## begin RECORDS SUPPLIED

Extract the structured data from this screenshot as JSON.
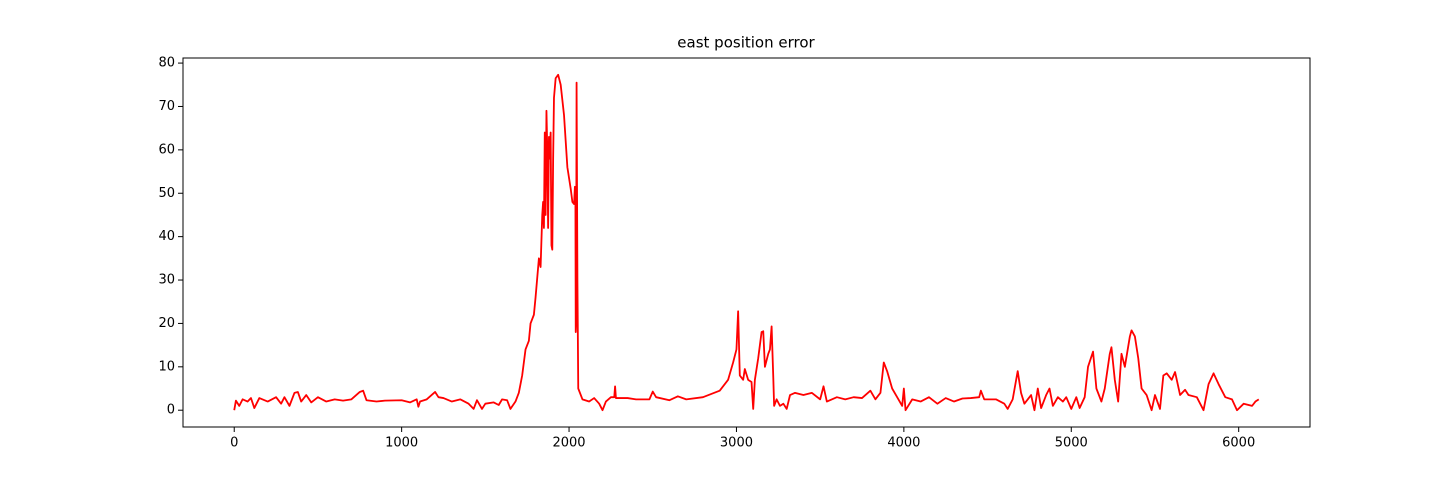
{
  "chart_data": {
    "type": "line",
    "title": "east position error",
    "x": [
      0,
      10,
      30,
      50,
      80,
      100,
      120,
      150,
      200,
      250,
      280,
      300,
      330,
      360,
      380,
      400,
      430,
      460,
      500,
      550,
      600,
      650,
      700,
      750,
      770,
      790,
      850,
      900,
      1000,
      1050,
      1090,
      1100,
      1110,
      1150,
      1200,
      1220,
      1250,
      1300,
      1350,
      1400,
      1430,
      1450,
      1480,
      1500,
      1550,
      1580,
      1600,
      1630,
      1650,
      1680,
      1700,
      1720,
      1740,
      1760,
      1770,
      1790,
      1800,
      1820,
      1830,
      1840,
      1845,
      1850,
      1855,
      1860,
      1865,
      1870,
      1875,
      1880,
      1885,
      1890,
      1895,
      1900,
      1905,
      1910,
      1920,
      1935,
      1950,
      1970,
      1990,
      2010,
      2020,
      2030,
      2035,
      2038,
      2040,
      2042,
      2045,
      2050,
      2055,
      2080,
      2120,
      2150,
      2180,
      2200,
      2220,
      2250,
      2270,
      2275,
      2280,
      2350,
      2400,
      2480,
      2500,
      2520,
      2600,
      2650,
      2700,
      2800,
      2900,
      2950,
      2980,
      3000,
      3010,
      3020,
      3040,
      3050,
      3070,
      3090,
      3100,
      3110,
      3130,
      3150,
      3160,
      3170,
      3190,
      3200,
      3210,
      3220,
      3225,
      3240,
      3260,
      3280,
      3300,
      3320,
      3350,
      3400,
      3450,
      3500,
      3520,
      3540,
      3600,
      3650,
      3700,
      3750,
      3800,
      3830,
      3860,
      3880,
      3900,
      3930,
      3960,
      3990,
      4000,
      4010,
      4050,
      4100,
      4150,
      4200,
      4250,
      4300,
      4350,
      4400,
      4450,
      4460,
      4480,
      4550,
      4600,
      4620,
      4650,
      4680,
      4700,
      4720,
      4760,
      4780,
      4800,
      4820,
      4850,
      4870,
      4890,
      4920,
      4950,
      4970,
      5000,
      5030,
      5050,
      5080,
      5100,
      5130,
      5150,
      5180,
      5200,
      5230,
      5240,
      5260,
      5280,
      5300,
      5320,
      5350,
      5360,
      5380,
      5400,
      5420,
      5450,
      5480,
      5500,
      5530,
      5550,
      5570,
      5600,
      5620,
      5650,
      5680,
      5700,
      5750,
      5790,
      5800,
      5820,
      5850,
      5880,
      5920,
      5960,
      5990,
      6030,
      6080,
      6100,
      6120
    ],
    "series": [
      {
        "color": "#ff0000",
        "values": [
          0,
          2.2,
          1,
          2.5,
          2,
          2.8,
          0.5,
          2.8,
          2,
          3,
          1.5,
          3,
          1,
          4,
          4.2,
          2,
          3.5,
          1.8,
          3,
          2,
          2.5,
          2.2,
          2.5,
          4.2,
          4.5,
          2.3,
          2,
          2.2,
          2.3,
          1.8,
          2.5,
          0.8,
          2,
          2.5,
          4.2,
          3,
          2.8,
          2,
          2.5,
          1.5,
          0.3,
          2.3,
          0.3,
          1.5,
          1.8,
          1.2,
          2.5,
          2.3,
          0.3,
          2,
          4,
          8,
          14,
          16,
          20,
          22,
          26,
          35,
          33,
          45,
          48,
          42,
          64,
          45,
          69,
          60,
          42,
          63,
          58,
          64,
          38,
          37,
          58,
          72,
          76.5,
          77.3,
          75,
          68,
          56,
          51,
          48,
          47.5,
          51.5,
          50,
          18,
          20,
          75.5,
          30,
          5,
          2.5,
          2,
          2.8,
          1.5,
          0,
          2,
          3,
          3,
          5.5,
          2.8,
          2.8,
          2.5,
          2.5,
          4.3,
          3,
          2.3,
          3.2,
          2.5,
          3,
          4.5,
          7,
          11,
          14,
          22.8,
          8,
          7,
          9.5,
          7,
          6.5,
          0.3,
          7,
          12,
          18,
          18.2,
          10,
          13,
          14,
          19.3,
          7.5,
          1,
          2.5,
          1,
          1.5,
          0.3,
          3.5,
          4,
          3.5,
          4,
          2.5,
          5.5,
          2,
          3,
          2.5,
          3,
          2.8,
          4.5,
          2.5,
          4,
          11,
          9,
          5,
          3,
          1,
          5,
          0,
          2.5,
          2,
          3,
          1.5,
          2.8,
          2,
          2.7,
          2.8,
          3,
          4.5,
          2.5,
          2.5,
          1.5,
          0.3,
          2.5,
          9,
          4,
          1.5,
          3.5,
          0,
          5,
          0.5,
          3.5,
          5,
          1,
          3,
          2,
          3,
          0.3,
          3,
          0.5,
          3,
          10,
          13.5,
          5,
          2,
          5,
          13,
          14.5,
          7,
          2,
          13,
          10,
          17,
          18.4,
          17,
          12,
          5,
          3.5,
          0,
          3.5,
          0.3,
          8,
          8.5,
          7,
          8.8,
          3.5,
          4.7,
          3.5,
          3,
          0,
          2,
          6,
          8.5,
          6,
          3,
          2.5,
          0,
          1.5,
          1,
          2,
          2.5
        ]
      }
    ],
    "xlim": [
      -306,
      6426
    ],
    "xticks": [
      0,
      1000,
      2000,
      3000,
      4000,
      5000,
      6000
    ],
    "ylim": [
      -3.87,
      81.17
    ],
    "yticks": [
      0,
      10,
      20,
      30,
      40,
      50,
      60,
      70,
      80
    ],
    "grid": false
  }
}
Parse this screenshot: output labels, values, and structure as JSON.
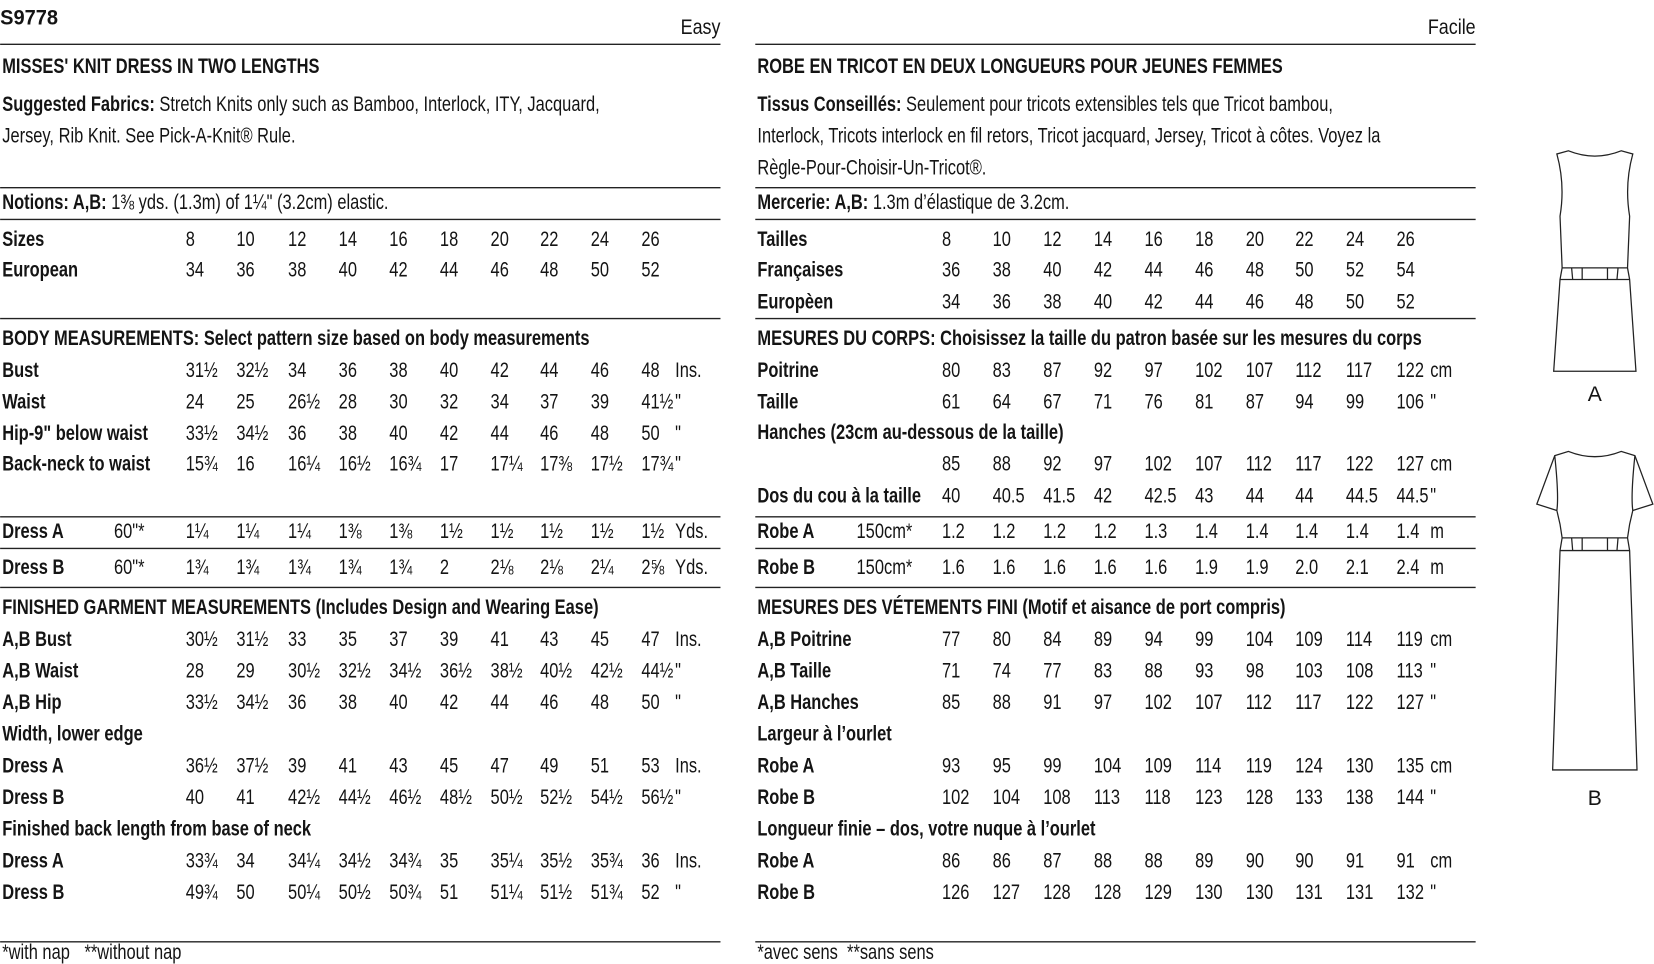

## end RECORDS SUPPLIED

From the data, collect all lines where the string "screenshot" appears.

Extract the structured data from this screenshot as JSON.
Parse this screenshot: output labels, values, and structure as JSON.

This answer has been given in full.